• [Stated exercise] Write the material out again, line by line, exactly as it is.

[Part of a data file]
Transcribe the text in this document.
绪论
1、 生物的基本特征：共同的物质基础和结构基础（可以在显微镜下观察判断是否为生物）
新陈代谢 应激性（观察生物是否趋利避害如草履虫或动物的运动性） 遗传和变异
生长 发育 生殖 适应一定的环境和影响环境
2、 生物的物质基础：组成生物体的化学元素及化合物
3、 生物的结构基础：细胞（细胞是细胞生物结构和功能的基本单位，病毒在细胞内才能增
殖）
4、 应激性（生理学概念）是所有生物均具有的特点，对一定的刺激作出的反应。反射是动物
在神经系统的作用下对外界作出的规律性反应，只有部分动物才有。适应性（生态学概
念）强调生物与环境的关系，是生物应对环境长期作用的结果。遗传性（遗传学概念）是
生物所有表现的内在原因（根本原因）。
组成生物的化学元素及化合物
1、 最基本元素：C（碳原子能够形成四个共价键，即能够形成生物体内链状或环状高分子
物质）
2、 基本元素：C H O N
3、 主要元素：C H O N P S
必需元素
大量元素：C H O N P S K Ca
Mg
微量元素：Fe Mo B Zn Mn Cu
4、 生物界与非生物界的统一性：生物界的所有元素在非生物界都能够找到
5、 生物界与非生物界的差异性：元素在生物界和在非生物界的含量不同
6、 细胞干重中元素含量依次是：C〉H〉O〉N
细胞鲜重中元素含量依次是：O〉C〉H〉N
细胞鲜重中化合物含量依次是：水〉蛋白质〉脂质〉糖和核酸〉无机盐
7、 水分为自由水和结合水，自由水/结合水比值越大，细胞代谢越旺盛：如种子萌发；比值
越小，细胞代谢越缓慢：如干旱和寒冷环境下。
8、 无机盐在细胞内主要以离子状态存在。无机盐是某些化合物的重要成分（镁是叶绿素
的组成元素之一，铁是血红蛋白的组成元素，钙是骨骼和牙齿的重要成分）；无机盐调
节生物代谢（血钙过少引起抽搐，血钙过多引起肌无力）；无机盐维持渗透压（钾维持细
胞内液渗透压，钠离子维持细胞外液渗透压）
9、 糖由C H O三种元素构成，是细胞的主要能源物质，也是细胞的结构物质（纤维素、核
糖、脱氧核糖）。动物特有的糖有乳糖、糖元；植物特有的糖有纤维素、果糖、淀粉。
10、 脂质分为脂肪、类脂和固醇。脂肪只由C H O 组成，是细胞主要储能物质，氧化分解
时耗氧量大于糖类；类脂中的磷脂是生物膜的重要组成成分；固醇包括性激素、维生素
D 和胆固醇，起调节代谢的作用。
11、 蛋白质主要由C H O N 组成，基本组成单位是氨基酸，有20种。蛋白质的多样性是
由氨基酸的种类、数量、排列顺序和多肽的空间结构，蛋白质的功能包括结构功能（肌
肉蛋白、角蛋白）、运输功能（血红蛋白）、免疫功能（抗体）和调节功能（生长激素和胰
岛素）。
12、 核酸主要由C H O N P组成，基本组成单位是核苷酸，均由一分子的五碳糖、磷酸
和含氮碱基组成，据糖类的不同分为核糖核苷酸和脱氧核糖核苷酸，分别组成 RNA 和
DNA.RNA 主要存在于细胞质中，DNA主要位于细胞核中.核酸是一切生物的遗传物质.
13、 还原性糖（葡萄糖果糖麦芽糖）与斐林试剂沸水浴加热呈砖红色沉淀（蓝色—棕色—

• [Response to this task]
Transcribe the text in this document.
绪论
1、 生物的基本特征：共同的物质基础和结构基础（可以在显微镜下观察判断是否为生物）
新陈代谢 应激性（观察生物是否趋利避害如草履虫或动物的运动性） 遗传和变异
生长 发育 生殖 适应一定的环境和影响环境
2、 生物的物质基础：组成生物体的化学元素及化合物
3、 生物的结构基础：细胞（细胞是细胞生物结构和功能的基本单位，病毒在细胞内才能增
殖）
4、 应激性（生理学概念）是所有生物均具有的特点，对一定的刺激作出的反应。反射是动物
在神经系统的作用下对外界作出的规律性反应，只有部分动物才有。适应性（生态学概
念）强调生物与环境的关系，是生物应对环境长期作用的结果。遗传性（遗传学概念）是
生物所有表现的内在原因（根本原因）。
组成生物的化学元素及化合物
1、 最基本元素：C（碳原子能够形成四个共价键，即能够形成生物体内链状或环状高分子
物质）
2、 基本元素：C H O N
3、 主要元素：C H O N P S
必需元素
大量元素：C H O N P S K Ca
Mg
微量元素：Fe Mo B Zn Mn Cu
4、 生物界与非生物界的统一性：生物界的所有元素在非生物界都能够找到
5、 生物界与非生物界的差异性：元素在生物界和在非生物界的含量不同
6、 细胞干重中元素含量依次是：C〉H〉O〉N
细胞鲜重中元素含量依次是：O〉C〉H〉N
细胞鲜重中化合物含量依次是：水〉蛋白质〉脂质〉糖和核酸〉无机盐
7、 水分为自由水和结合水，自由水/结合水比值越大，细胞代谢越旺盛：如种子萌发；比值
越小，细胞代谢越缓慢：如干旱和寒冷环境下。
8、 无机盐在细胞内主要以离子状态存在。无机盐是某些化合物的重要成分（镁是叶绿素
的组成元素之一，铁是血红蛋白的组成元素，钙是骨骼和牙齿的重要成分）；无机盐调
节生物代谢（血钙过少引起抽搐，血钙过多引起肌无力）；无机盐维持渗透压（钾维持细
胞内液渗透压，钠离子维持细胞外液渗透压）
9、 糖由C H O三种元素构成，是细胞的主要能源物质，也是细胞的结构物质（纤维素、核
糖、脱氧核糖）。动物特有的糖有乳糖、糖元；植物特有的糖有纤维素、果糖、淀粉。
10、 脂质分为脂肪、类脂和固醇。脂肪只由C H O 组成，是细胞主要储能物质，氧化分解
时耗氧量大于糖类；类脂中的磷脂是生物膜的重要组成成分；固醇包括性激素、维生素
D 和胆固醇，起调节代谢的作用。
11、 蛋白质主要由C H O N 组成，基本组成单位是氨基酸，有20种。蛋白质的多样性是
由氨基酸的种类、数量、排列顺序和多肽的空间结构，蛋白质的功能包括结构功能（肌
肉蛋白、角蛋白）、运输功能（血红蛋白）、免疫功能（抗体）和调节功能（生长激素和胰
岛素）。
12、 核酸主要由C H O N P组成，基本组成单位是核苷酸，均由一分子的五碳糖、磷酸
和含氮碱基组成，据糖类的不同分为核糖核苷酸和脱氧核糖核苷酸，分别组成 RNA 和
DNA.RNA 主要存在于细胞质中，DNA主要位于细胞核中.核酸是一切生物的遗传物质.
13、 还原性糖（葡萄糖果糖麦芽糖）与斐林试剂沸水浴加热呈砖红色沉淀（蓝色—棕色—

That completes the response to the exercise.